## [What you are asked to do]
Return the complete listing that follows, with each line reproduced exactly.

## [Stored data entries]
=======
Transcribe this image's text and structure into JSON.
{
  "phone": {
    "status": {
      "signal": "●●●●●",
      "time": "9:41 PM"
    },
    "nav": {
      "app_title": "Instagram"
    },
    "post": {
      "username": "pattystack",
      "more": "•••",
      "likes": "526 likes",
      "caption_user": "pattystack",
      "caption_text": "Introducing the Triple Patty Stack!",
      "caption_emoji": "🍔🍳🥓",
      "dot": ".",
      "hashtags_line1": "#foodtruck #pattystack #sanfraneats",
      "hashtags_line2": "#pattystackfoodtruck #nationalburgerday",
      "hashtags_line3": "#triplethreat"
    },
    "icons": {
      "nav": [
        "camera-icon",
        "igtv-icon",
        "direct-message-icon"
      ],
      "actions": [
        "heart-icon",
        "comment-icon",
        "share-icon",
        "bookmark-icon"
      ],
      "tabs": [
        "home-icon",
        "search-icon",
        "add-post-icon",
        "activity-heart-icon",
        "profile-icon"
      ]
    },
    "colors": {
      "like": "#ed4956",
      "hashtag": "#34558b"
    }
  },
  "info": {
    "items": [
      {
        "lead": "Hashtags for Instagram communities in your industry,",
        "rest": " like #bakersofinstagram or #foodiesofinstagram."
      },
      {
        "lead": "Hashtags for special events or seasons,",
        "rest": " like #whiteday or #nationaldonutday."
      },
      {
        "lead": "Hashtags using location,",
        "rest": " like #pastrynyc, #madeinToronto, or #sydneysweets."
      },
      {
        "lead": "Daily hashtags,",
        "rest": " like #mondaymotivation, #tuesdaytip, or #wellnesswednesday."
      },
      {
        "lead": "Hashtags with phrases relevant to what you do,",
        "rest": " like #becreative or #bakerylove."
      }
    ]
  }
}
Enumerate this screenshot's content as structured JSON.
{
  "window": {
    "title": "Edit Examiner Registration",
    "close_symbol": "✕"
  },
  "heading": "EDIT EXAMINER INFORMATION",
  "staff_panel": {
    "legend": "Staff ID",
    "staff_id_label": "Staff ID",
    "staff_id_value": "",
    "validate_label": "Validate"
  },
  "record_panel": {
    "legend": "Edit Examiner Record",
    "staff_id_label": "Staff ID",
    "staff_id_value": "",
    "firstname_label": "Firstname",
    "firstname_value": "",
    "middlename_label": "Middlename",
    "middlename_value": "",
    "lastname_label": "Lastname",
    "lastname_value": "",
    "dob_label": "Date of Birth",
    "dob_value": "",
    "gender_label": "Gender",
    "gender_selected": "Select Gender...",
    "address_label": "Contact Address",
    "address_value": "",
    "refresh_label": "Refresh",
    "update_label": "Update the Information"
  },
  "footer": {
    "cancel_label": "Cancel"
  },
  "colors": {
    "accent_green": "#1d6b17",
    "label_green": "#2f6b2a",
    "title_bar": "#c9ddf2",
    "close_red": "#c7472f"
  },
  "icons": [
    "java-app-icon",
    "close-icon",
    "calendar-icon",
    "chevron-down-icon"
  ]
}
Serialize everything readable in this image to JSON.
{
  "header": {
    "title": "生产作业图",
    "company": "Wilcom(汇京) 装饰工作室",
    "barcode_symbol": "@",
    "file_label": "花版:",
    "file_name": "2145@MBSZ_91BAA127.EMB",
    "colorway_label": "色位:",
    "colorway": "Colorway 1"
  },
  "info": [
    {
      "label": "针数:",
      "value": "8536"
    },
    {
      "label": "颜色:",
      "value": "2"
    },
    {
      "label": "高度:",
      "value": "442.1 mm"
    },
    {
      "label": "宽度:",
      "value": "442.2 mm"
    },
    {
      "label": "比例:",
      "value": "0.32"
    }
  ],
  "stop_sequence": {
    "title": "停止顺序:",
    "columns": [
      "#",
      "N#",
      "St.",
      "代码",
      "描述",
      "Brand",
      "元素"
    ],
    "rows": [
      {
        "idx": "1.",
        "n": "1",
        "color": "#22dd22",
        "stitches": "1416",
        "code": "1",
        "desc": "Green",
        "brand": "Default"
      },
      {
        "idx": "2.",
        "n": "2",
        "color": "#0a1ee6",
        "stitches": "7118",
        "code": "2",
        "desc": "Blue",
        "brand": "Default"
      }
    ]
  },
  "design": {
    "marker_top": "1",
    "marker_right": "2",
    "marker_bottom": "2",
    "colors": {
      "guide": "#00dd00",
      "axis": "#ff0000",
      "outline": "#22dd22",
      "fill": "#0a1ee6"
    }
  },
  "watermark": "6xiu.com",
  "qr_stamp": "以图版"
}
=======
## [Finished answer]
Transcribe this image's text and structure into JSON.
{
  "phone": {
    "status": {
      "signal": "●●●●●",
      "time": "9:41 PM"
    },
    "nav": {
      "app_title": "Instagram"
    },
    "post": {
      "username": "pattystack",
      "more": "•••",
      "likes": "526 likes",
      "caption_user": "pattystack",
      "caption_text": "Introducing the Triple Patty Stack!",
      "caption_emoji": "🍔🍳🥓",
      "dot": ".",
      "hashtags_line1": "#foodtruck #pattystack #sanfraneats",
      "hashtags_line2": "#pattystackfoodtruck #nationalburgerday",
      "hashtags_line3": "#triplethreat"
    },
    "icons": {
      "nav": [
        "camera-icon",
        "igtv-icon",
        "direct-message-icon"
      ],
      "actions": [
        "heart-icon",
        "comment-icon",
        "share-icon",
        "bookmark-icon"
      ],
      "tabs": [
        "home-icon",
        "search-icon",
        "add-post-icon",
        "activity-heart-icon",
        "profile-icon"
      ]
    },
    "colors": {
      "like": "#ed4956",
      "hashtag": "#34558b"
    }
  },
  "info": {
    "items": [
      {
        "lead": "Hashtags for Instagram communities in your industry,",
        "rest": " like #bakersofinstagram or #foodiesofinstagram."
      },
      {
        "lead": "Hashtags for special events or seasons,",
        "rest": " like #whiteday or #nationaldonutday."
      },
      {
        "lead": "Hashtags using location,",
        "rest": " like #pastrynyc, #madeinToronto, or #sydneysweets."
      },
      {
        "lead": "Daily hashtags,",
        "rest": " like #mondaymotivation, #tuesdaytip, or #wellnesswednesday."
      },
      {
        "lead": "Hashtags with phrases relevant to what you do,",
        "rest": " like #becreative or #bakerylove."
      }
    ]
  }
}
Enumerate this screenshot's content as structured JSON.
{
  "window": {
    "title": "Edit Examiner Registration",
    "close_symbol": "✕"
  },
  "heading": "EDIT EXAMINER INFORMATION",
  "staff_panel": {
    "legend": "Staff ID",
    "staff_id_label": "Staff ID",
    "staff_id_value": "",
    "validate_label": "Validate"
  },
  "record_panel": {
    "legend": "Edit Examiner Record",
    "staff_id_label": "Staff ID",
    "staff_id_value": "",
    "firstname_label": "Firstname",
    "firstname_value": "",
    "middlename_label": "Middlename",
    "middlename_value": "",
    "lastname_label": "Lastname",
    "lastname_value": "",
    "dob_label": "Date of Birth",
    "dob_value": "",
    "gender_label": "Gender",
    "gender_selected": "Select Gender...",
    "address_label": "Contact Address",
    "address_value": "",
    "refresh_label": "Refresh",
    "update_label": "Update the Information"
  },
  "footer": {
    "cancel_label": "Cancel"
  },
  "colors": {
    "accent_green": "#1d6b17",
    "label_green": "#2f6b2a",
    "title_bar": "#c9ddf2",
    "close_red": "#c7472f"
  },
  "icons": [
    "java-app-icon",
    "close-icon",
    "calendar-icon",
    "chevron-down-icon"
  ]
}
Serialize everything readable in this image to JSON.
{
  "header": {
    "title": "生产作业图",
    "company": "Wilcom(汇京) 装饰工作室",
    "barcode_symbol": "@",
    "file_label": "花版:",
    "file_name": "2145@MBSZ_91BAA127.EMB",
    "colorway_label": "色位:",
    "colorway": "Colorway 1"
  },
  "info": [
    {
      "label": "针数:",
      "value": "8536"
    },
    {
      "label": "颜色:",
      "value": "2"
    },
    {
      "label": "高度:",
      "value": "442.1 mm"
    },
    {
      "label": "宽度:",
      "value": "442.2 mm"
    },
    {
      "label": "比例:",
      "value": "0.32"
    }
  ],
  "stop_sequence": {
    "title": "停止顺序:",
    "columns": [
      "#",
      "N#",
      "St.",
      "代码",
      "描述",
      "Brand",
      "元素"
    ],
    "rows": [
      {
        "idx": "1.",
        "n": "1",
        "color": "#22dd22",
        "stitches": "1416",
        "code": "1",
        "desc": "Green",
        "brand": "Default"
      },
      {
        "idx": "2.",
        "n": "2",
        "color": "#0a1ee6",
        "stitches": "7118",
        "code": "2",
        "desc": "Blue",
        "brand": "Default"
      }
    ]
  },
  "design": {
    "marker_top": "1",
    "marker_right": "2",
    "marker_bottom": "2",
    "colors": {
      "guide": "#00dd00",
      "axis": "#ff0000",
      "outline": "#22dd22",
      "fill": "#0a1ee6"
    }
  },
  "watermark": "6xiu.com",
  "qr_stamp": "以图版"
}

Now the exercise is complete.